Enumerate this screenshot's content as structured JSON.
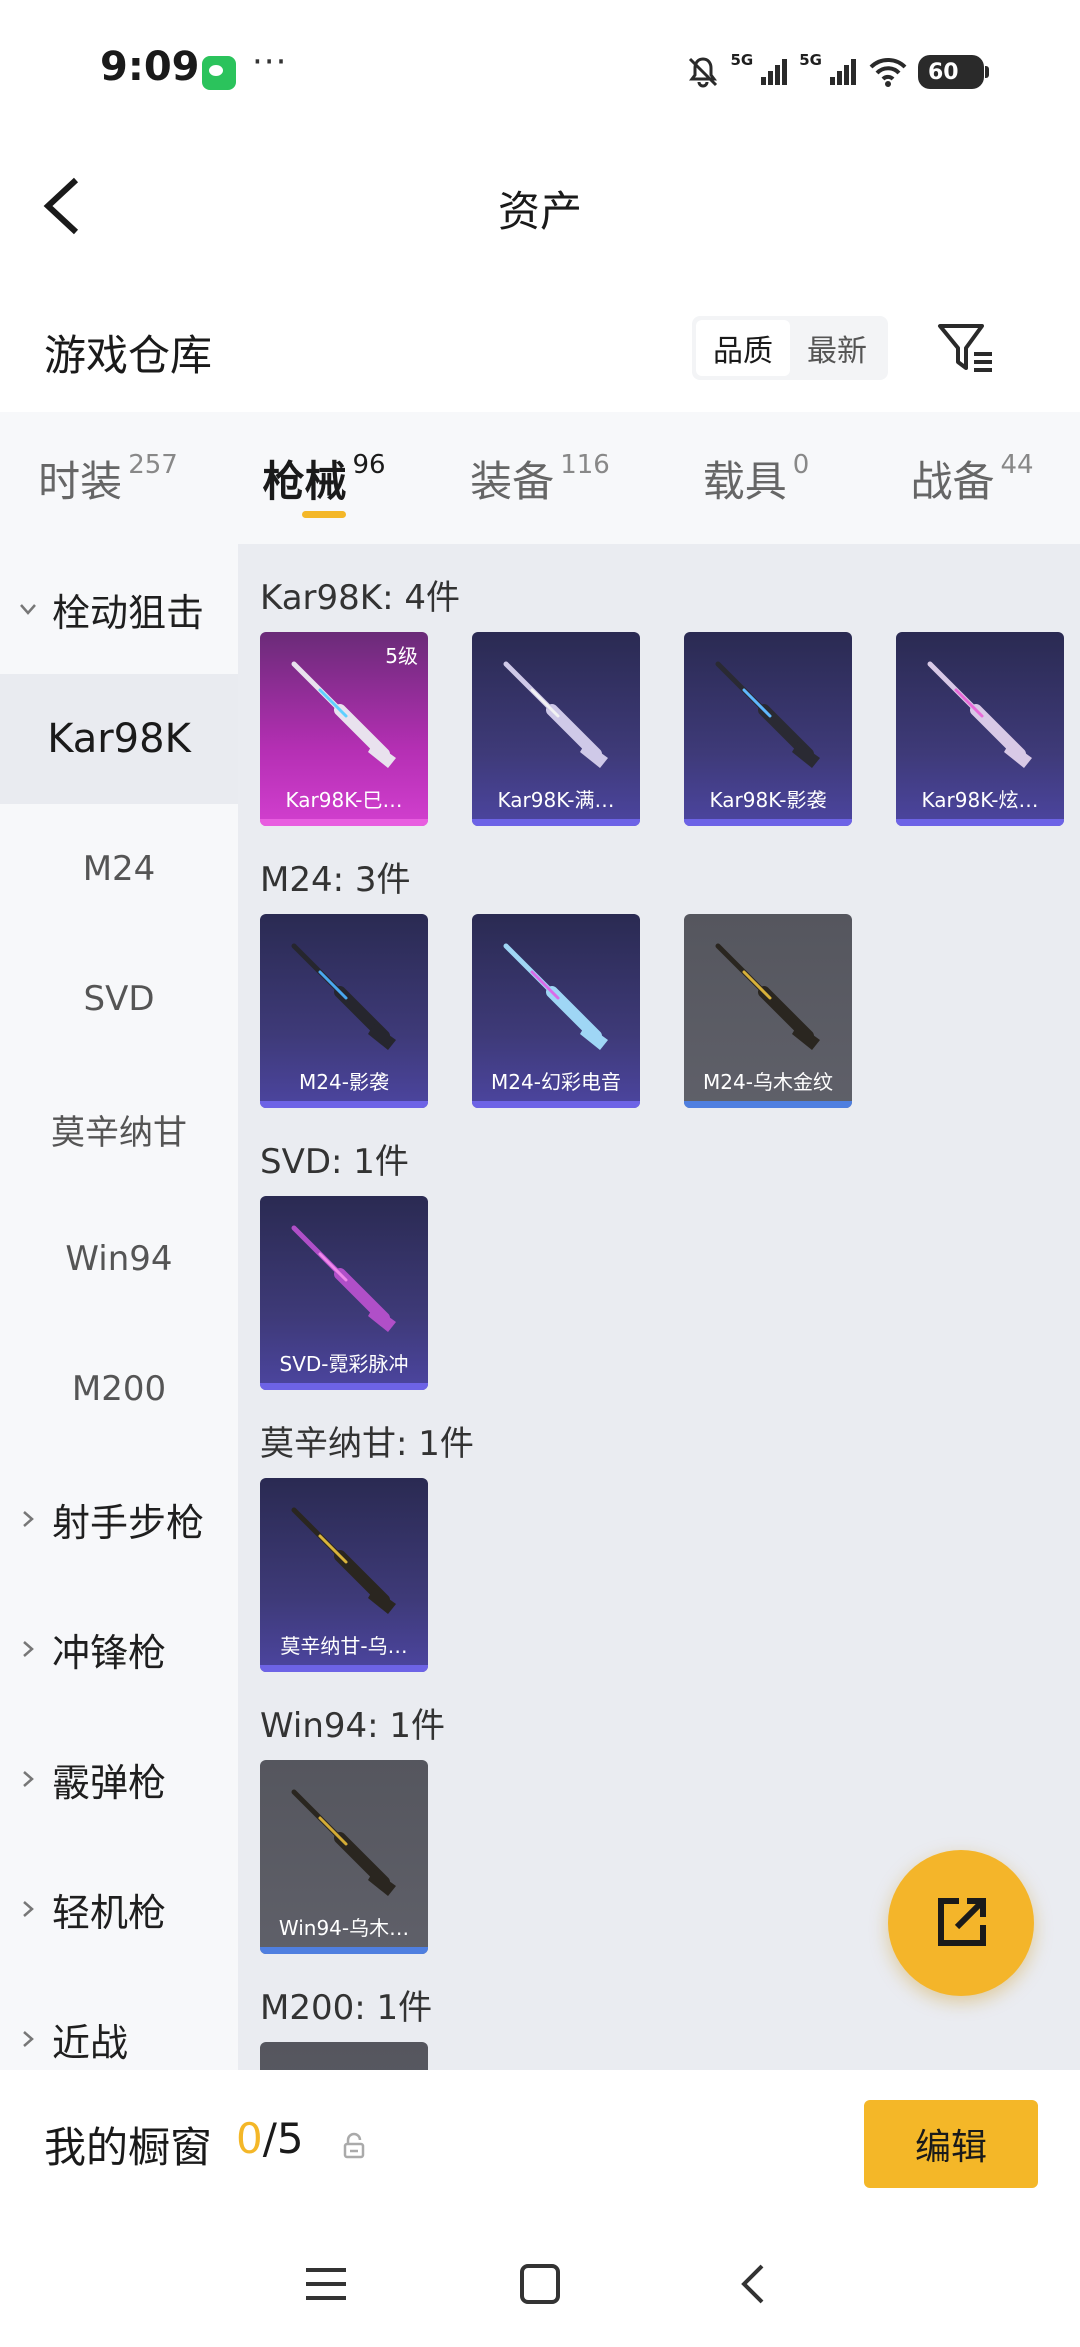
{
  "status_bar": {
    "time": "9:09",
    "dots": "···",
    "net_label_1": "5G",
    "net_label_2": "5G",
    "battery": "60"
  },
  "header": {
    "title": "资产"
  },
  "warehouse": {
    "title": "游戏仓库",
    "sort_options": [
      "品质",
      "最新"
    ],
    "active_sort": "品质"
  },
  "categories": [
    {
      "label": "时装",
      "count": "257"
    },
    {
      "label": "枪械",
      "count": "96",
      "active": true
    },
    {
      "label": "装备",
      "count": "116"
    },
    {
      "label": "载具",
      "count": "0"
    },
    {
      "label": "战备",
      "count": "44"
    }
  ],
  "sidenav": {
    "groups": [
      {
        "label": "栓动狙击",
        "expanded": true,
        "items": [
          "Kar98K",
          "M24",
          "SVD",
          "莫辛纳甘",
          "Win94",
          "M200"
        ],
        "active_item": "Kar98K"
      },
      {
        "label": "射手步枪"
      },
      {
        "label": "冲锋枪"
      },
      {
        "label": "霰弹枪"
      },
      {
        "label": "轻机枪"
      },
      {
        "label": "近战"
      }
    ]
  },
  "sections": [
    {
      "title": "Kar98K: 4件",
      "items": [
        {
          "name": "Kar98K-巳…",
          "level": "5级",
          "rarity": "pink",
          "gun_color": "#e9e2ee",
          "accent": "#5fd0ff"
        },
        {
          "name": "Kar98K-满…",
          "rarity": "purple",
          "gun_color": "#cfc9e8",
          "accent": "#f2f2f2"
        },
        {
          "name": "Kar98K-影袭",
          "rarity": "purple",
          "gun_color": "#2a2a33",
          "accent": "#5fb8ff"
        },
        {
          "name": "Kar98K-炫…",
          "rarity": "purple",
          "gun_color": "#d8c9e6",
          "accent": "#e86ad8"
        }
      ]
    },
    {
      "title": "M24: 3件",
      "items": [
        {
          "name": "M24-影袭",
          "rarity": "purple",
          "gun_color": "#26262e",
          "accent": "#4aa8f0"
        },
        {
          "name": "M24-幻彩电音",
          "rarity": "purple",
          "gun_color": "#9fd6f5",
          "accent": "#d96be8"
        },
        {
          "name": "M24-乌木金纹",
          "rarity": "gray",
          "gun_color": "#2a2620",
          "accent": "#d7b13a"
        }
      ]
    },
    {
      "title": "SVD: 1件",
      "items": [
        {
          "name": "SVD-霓彩脉冲",
          "rarity": "purple",
          "gun_color": "#b04fc8",
          "accent": "#f088ea"
        }
      ]
    },
    {
      "title": "莫辛纳甘: 1件",
      "items": [
        {
          "name": "莫辛纳甘-乌…",
          "rarity": "purple",
          "gun_color": "#2a2620",
          "accent": "#d9b43c"
        }
      ]
    },
    {
      "title": "Win94: 1件",
      "items": [
        {
          "name": "Win94-乌木…",
          "rarity": "gray",
          "gun_color": "#2a2620",
          "accent": "#d4ac36"
        }
      ]
    },
    {
      "title": "M200: 1件",
      "items": [
        {
          "name": "",
          "rarity": "gray",
          "gun_color": "#2a2620",
          "accent": "#d4ac36"
        }
      ]
    }
  ],
  "showcase": {
    "title": "我的橱窗",
    "current": "0",
    "total": "/5",
    "edit_label": "编辑"
  },
  "colors": {
    "accent": "#f4b728",
    "content_bg": "#eaecf1",
    "sidebar_bg": "#f7f8fa"
  }
}
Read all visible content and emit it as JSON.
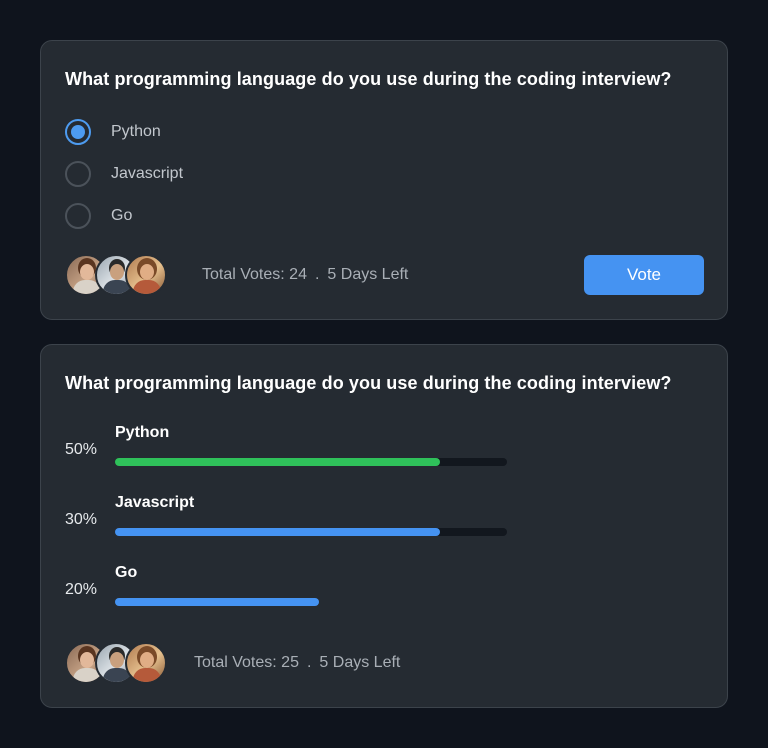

━━━━━━━━━━

:: REQUIREMENTS ::
Copy out all the entries exactly. Images stay out of the copy.

:: IN RESPONSE ::
Enumerate this screenshot's content as structured JSON.
{
  "status_bar": {
    "time": "9:09",
    "dots": "···",
    "net_label_1": "5G",
    "net_label_2": "5G",
    "battery": "60"
  },
  "header": {
    "title": "资产"
  },
  "warehouse": {
    "title": "游戏仓库",
    "sort_options": [
      "品质",
      "最新"
    ],
    "active_sort": "品质"
  },
  "categories": [
    {
      "label": "时装",
      "count": "257"
    },
    {
      "label": "枪械",
      "count": "96",
      "active": true
    },
    {
      "label": "装备",
      "count": "116"
    },
    {
      "label": "载具",
      "count": "0"
    },
    {
      "label": "战备",
      "count": "44"
    }
  ],
  "sidenav": {
    "groups": [
      {
        "label": "栓动狙击",
        "expanded": true,
        "items": [
          "Kar98K",
          "M24",
          "SVD",
          "莫辛纳甘",
          "Win94",
          "M200"
        ],
        "active_item": "Kar98K"
      },
      {
        "label": "射手步枪"
      },
      {
        "label": "冲锋枪"
      },
      {
        "label": "霰弹枪"
      },
      {
        "label": "轻机枪"
      },
      {
        "label": "近战"
      }
    ]
  },
  "sections": [
    {
      "title": "Kar98K: 4件",
      "items": [
        {
          "name": "Kar98K-巳…",
          "level": "5级",
          "rarity": "pink",
          "gun_color": "#e9e2ee",
          "accent": "#5fd0ff"
        },
        {
          "name": "Kar98K-满…",
          "rarity": "purple",
          "gun_color": "#cfc9e8",
          "accent": "#f2f2f2"
        },
        {
          "name": "Kar98K-影袭",
          "rarity": "purple",
          "gun_color": "#2a2a33",
          "accent": "#5fb8ff"
        },
        {
          "name": "Kar98K-炫…",
          "rarity": "purple",
          "gun_color": "#d8c9e6",
          "accent": "#e86ad8"
        }
      ]
    },
    {
      "title": "M24: 3件",
      "items": [
        {
          "name": "M24-影袭",
          "rarity": "purple",
          "gun_color": "#26262e",
          "accent": "#4aa8f0"
        },
        {
          "name": "M24-幻彩电音",
          "rarity": "purple",
          "gun_color": "#9fd6f5",
          "accent": "#d96be8"
        },
        {
          "name": "M24-乌木金纹",
          "rarity": "gray",
          "gun_color": "#2a2620",
          "accent": "#d7b13a"
        }
      ]
    },
    {
      "title": "SVD: 1件",
      "items": [
        {
          "name": "SVD-霓彩脉冲",
          "rarity": "purple",
          "gun_color": "#b04fc8",
          "accent": "#f088ea"
        }
      ]
    },
    {
      "title": "莫辛纳甘: 1件",
      "items": [
        {
          "name": "莫辛纳甘-乌…",
          "rarity": "purple",
          "gun_color": "#2a2620",
          "accent": "#d9b43c"
        }
      ]
    },
    {
      "title": "Win94: 1件",
      "items": [
        {
          "name": "Win94-乌木…",
          "rarity": "gray",
          "gun_color": "#2a2620",
          "accent": "#d4ac36"
        }
      ]
    },
    {
      "title": "M200: 1件",
      "items": [
        {
          "name": "",
          "rarity": "gray",
          "gun_color": "#2a2620",
          "accent": "#d4ac36"
        }
      ]
    }
  ],
  "showcase": {
    "title": "我的橱窗",
    "current": "0",
    "total": "/5",
    "edit_label": "编辑"
  },
  "colors": {
    "accent": "#f4b728",
    "content_bg": "#eaecf1",
    "sidebar_bg": "#f7f8fa"
  }
}
Read all visible content and emit it as JSON.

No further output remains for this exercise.